Extracted records:
---+---

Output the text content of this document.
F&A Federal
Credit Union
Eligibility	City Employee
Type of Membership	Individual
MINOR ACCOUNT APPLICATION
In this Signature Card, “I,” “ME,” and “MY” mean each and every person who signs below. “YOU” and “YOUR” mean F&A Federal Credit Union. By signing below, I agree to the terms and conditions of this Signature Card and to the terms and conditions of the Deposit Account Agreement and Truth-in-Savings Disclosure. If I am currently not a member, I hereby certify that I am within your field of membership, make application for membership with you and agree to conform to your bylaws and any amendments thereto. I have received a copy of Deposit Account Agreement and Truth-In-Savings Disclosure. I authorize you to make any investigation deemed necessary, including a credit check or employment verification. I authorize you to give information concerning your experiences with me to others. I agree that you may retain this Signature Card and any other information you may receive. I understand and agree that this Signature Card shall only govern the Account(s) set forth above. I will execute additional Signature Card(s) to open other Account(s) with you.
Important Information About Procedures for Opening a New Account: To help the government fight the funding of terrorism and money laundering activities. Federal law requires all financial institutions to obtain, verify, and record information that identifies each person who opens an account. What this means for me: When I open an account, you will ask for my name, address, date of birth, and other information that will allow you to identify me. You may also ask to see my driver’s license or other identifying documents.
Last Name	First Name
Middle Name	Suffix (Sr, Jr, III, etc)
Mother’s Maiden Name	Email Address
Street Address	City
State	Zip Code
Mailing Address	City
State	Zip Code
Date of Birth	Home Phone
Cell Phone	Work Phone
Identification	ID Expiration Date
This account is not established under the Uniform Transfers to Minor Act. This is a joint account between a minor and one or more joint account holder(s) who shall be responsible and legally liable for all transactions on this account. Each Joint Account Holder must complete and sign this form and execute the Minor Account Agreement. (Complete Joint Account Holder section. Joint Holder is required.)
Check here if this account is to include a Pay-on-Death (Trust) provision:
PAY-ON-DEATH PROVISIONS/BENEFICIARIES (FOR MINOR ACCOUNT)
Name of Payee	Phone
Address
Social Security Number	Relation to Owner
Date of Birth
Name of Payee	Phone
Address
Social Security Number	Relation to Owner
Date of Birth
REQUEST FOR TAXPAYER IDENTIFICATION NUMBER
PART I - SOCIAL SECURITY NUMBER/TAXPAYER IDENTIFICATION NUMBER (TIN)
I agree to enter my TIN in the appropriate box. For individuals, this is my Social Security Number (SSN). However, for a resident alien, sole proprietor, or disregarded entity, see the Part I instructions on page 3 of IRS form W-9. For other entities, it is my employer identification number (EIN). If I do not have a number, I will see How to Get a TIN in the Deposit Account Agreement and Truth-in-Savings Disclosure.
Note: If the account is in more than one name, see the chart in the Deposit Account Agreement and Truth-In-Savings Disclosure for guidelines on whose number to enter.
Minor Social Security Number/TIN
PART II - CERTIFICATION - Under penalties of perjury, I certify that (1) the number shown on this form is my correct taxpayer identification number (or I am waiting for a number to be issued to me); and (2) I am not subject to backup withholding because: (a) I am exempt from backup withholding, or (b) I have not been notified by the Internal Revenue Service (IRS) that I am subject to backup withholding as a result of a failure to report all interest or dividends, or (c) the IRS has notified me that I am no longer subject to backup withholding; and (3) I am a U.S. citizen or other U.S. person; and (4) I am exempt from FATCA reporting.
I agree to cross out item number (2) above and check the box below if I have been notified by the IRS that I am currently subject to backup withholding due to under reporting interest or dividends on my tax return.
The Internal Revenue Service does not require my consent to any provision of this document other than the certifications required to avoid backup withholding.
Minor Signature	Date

---+---

**OBJECTIVE:** Show the lines of the data that hold the word "Credit".

**THE RESPONSE:**
Credit Union
In this Signature Card, “I,” “ME,” and “MY” mean each and every person who signs below. “YOU” and “YOUR” mean F&A Federal Credit Union. By signing below, I agree to the terms and conditions of this Signature Card and to the terms and conditions of the Deposit Account Agreement and Truth-in-Savings Disclosure. If I am currently not a member, I hereby certify that I am within your field of membership, make application for membership with you and agree to conform to your bylaws and any amendments thereto. I have received a copy of Deposit Account Agreement and Truth-In-Savings Disclosure. I authorize you to make any investigation deemed necessary, including a credit check or employment verification. I authorize you to give information concerning your experiences with me to others. I agree that you may retain this Signature Card and any other information you may receive. I understand and agree that this Signature Card shall only govern the Account(s) set forth above. I will execute additional Signature Card(s) to open other Account(s) with you.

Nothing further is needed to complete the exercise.